Saved entries:
^^^^^^^^
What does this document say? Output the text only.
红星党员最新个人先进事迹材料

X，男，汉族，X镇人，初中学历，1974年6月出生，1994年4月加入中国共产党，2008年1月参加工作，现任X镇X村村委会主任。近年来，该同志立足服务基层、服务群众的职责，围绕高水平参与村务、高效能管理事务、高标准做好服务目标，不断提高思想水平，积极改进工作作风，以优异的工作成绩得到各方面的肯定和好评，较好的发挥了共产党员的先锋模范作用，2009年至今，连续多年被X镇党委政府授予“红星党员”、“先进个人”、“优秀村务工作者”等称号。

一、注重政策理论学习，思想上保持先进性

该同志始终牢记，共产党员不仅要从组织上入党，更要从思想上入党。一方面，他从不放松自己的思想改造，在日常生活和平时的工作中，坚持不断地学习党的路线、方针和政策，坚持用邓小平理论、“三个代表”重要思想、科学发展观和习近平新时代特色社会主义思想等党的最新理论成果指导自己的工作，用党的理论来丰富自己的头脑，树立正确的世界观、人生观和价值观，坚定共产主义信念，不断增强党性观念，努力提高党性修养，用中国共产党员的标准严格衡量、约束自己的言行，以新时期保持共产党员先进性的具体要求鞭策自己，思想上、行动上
^^^^^^^^
▶ PROBLEM TO SOLVE
Quote each line of the listing above exactly.

▶ RESULT OF THE EXERCISE
What does this document say? Output the text only.
红星党员最新个人先进事迹材料

X，男，汉族，X镇人，初中学历，1974年6月出生，1994年4月加入中国共产党，2008年1月参加工作，现任X镇X村村委会主任。近年来，该同志立足服务基层、服务群众的职责，围绕高水平参与村务、高效能管理事务、高标准做好服务目标，不断提高思想水平，积极改进工作作风，以优异的工作成绩得到各方面的肯定和好评，较好的发挥了共产党员的先锋模范作用，2009年至今，连续多年被X镇党委政府授予“红星党员”、“先进个人”、“优秀村务工作者”等称号。

一、注重政策理论学习，思想上保持先进性

该同志始终牢记，共产党员不仅要从组织上入党，更要从思想上入党。一方面，他从不放松自己的思想改造，在日常生活和平时的工作中，坚持不断地学习党的路线、方针和政策，坚持用邓小平理论、“三个代表”重要思想、科学发展观和习近平新时代特色社会主义思想等党的最新理论成果指导自己的工作，用党的理论来丰富自己的头脑，树立正确的世界观、人生观和价值观，坚定共产主义信念，不断增强党性观念，努力提高党性修养，用中国共产党员的标准严格衡量、约束自己的言行，以新时期保持共产党员先进性的具体要求鞭策自己，思想上、行动上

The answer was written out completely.